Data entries
★ ★ ★ ★ ★

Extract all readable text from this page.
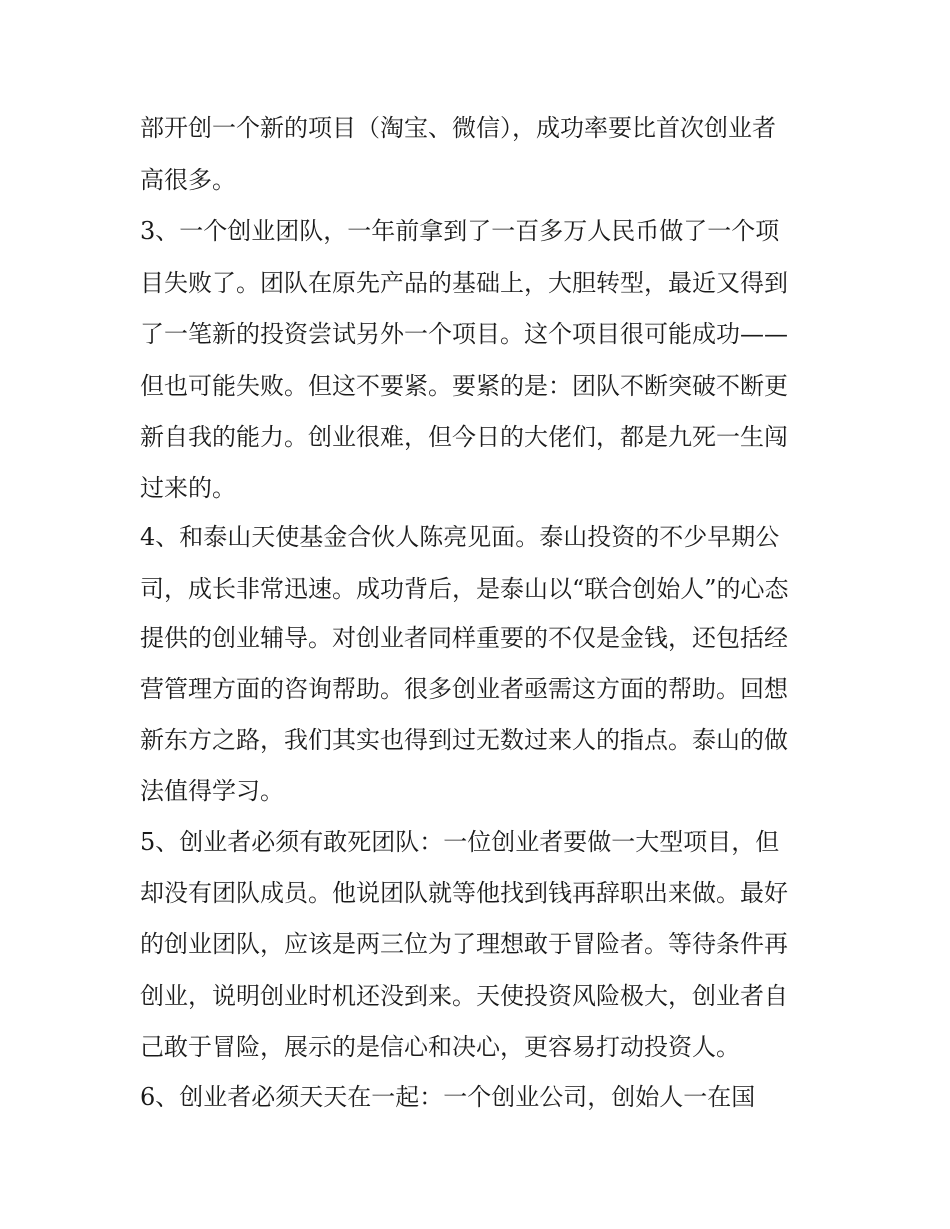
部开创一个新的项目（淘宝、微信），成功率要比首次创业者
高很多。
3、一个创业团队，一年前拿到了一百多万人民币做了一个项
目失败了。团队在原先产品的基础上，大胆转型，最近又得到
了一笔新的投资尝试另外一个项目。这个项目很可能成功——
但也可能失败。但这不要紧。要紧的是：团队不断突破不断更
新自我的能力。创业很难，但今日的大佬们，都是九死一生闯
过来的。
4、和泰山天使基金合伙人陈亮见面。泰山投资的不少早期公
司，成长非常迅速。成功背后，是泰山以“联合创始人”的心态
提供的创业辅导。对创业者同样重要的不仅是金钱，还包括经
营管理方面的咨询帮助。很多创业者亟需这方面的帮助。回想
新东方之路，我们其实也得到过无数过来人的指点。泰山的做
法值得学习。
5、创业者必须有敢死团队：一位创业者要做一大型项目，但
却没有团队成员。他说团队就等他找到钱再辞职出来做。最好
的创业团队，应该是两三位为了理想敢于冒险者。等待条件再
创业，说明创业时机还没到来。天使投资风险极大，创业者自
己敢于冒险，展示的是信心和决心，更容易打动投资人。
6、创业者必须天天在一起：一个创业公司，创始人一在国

★ ★ ★ ★ ★

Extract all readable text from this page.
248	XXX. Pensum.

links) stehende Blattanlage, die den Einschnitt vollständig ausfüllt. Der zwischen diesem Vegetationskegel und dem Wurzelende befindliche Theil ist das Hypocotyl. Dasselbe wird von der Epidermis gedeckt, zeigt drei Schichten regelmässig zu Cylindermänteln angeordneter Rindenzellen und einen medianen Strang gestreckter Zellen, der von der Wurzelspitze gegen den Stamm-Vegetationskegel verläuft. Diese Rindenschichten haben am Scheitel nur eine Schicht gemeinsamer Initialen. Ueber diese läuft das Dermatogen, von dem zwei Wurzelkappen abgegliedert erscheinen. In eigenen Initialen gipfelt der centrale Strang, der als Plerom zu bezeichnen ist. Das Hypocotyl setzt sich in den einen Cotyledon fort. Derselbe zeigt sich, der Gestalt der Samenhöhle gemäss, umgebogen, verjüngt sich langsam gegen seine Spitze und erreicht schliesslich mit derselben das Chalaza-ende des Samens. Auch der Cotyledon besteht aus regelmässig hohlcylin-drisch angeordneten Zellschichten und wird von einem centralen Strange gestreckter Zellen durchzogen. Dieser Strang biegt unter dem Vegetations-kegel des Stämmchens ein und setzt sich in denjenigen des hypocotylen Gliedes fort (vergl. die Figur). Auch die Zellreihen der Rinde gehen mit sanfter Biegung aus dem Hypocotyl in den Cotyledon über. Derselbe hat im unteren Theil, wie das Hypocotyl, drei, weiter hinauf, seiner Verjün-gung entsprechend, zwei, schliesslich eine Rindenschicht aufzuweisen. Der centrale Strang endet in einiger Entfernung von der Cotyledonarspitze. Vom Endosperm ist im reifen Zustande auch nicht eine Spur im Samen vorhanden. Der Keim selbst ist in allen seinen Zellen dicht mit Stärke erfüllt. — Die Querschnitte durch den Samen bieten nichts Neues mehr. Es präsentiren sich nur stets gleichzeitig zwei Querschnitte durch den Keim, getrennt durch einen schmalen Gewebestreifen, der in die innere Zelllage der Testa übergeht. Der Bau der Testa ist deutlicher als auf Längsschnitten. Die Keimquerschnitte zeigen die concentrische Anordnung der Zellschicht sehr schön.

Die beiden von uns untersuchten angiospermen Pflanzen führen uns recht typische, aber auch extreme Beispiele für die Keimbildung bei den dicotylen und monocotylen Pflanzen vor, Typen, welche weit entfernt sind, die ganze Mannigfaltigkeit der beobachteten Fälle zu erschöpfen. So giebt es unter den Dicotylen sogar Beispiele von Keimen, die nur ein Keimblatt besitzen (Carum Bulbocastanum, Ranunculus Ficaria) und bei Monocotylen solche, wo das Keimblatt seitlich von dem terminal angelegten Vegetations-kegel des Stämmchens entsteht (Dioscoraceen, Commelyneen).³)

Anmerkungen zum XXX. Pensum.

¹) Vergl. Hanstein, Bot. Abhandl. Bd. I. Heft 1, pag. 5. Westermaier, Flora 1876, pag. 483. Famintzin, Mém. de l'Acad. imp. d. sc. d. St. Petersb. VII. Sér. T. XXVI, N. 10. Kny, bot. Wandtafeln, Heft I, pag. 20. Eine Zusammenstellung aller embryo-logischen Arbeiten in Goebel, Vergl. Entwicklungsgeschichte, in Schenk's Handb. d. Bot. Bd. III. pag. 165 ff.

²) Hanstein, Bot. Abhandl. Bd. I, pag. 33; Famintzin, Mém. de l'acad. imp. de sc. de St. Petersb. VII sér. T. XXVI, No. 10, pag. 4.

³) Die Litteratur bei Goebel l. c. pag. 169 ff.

★ ★ ★ ★ ★

> **TASK GOAL**: Gather each line in these records that contains the string "Famintzin".

> **EXERCISE RESULT**:
¹) Vergl. Hanstein, Bot. Abhandl. Bd. I. Heft 1, pag. 5. Westermaier, Flora 1876, pag. 483. Famintzin, Mém. de l'Acad. imp. d. sc. d. St. Petersb. VII. Sér. T. XXVI, N. 10. Kny, bot. Wandtafeln, Heft I, pag. 20. Eine Zusammenstellung aller embryo-logischen Arbeiten in Goebel, Vergl. Entwicklungsgeschichte, in Schenk's Handb. d. Bot. Bd. III. pag. 165 ff.
²) Hanstein, Bot. Abhandl. Bd. I, pag. 33; Famintzin, Mém. de l'acad. imp. de sc. de St. Petersb. VII sér. T. XXVI, No. 10, pag. 4.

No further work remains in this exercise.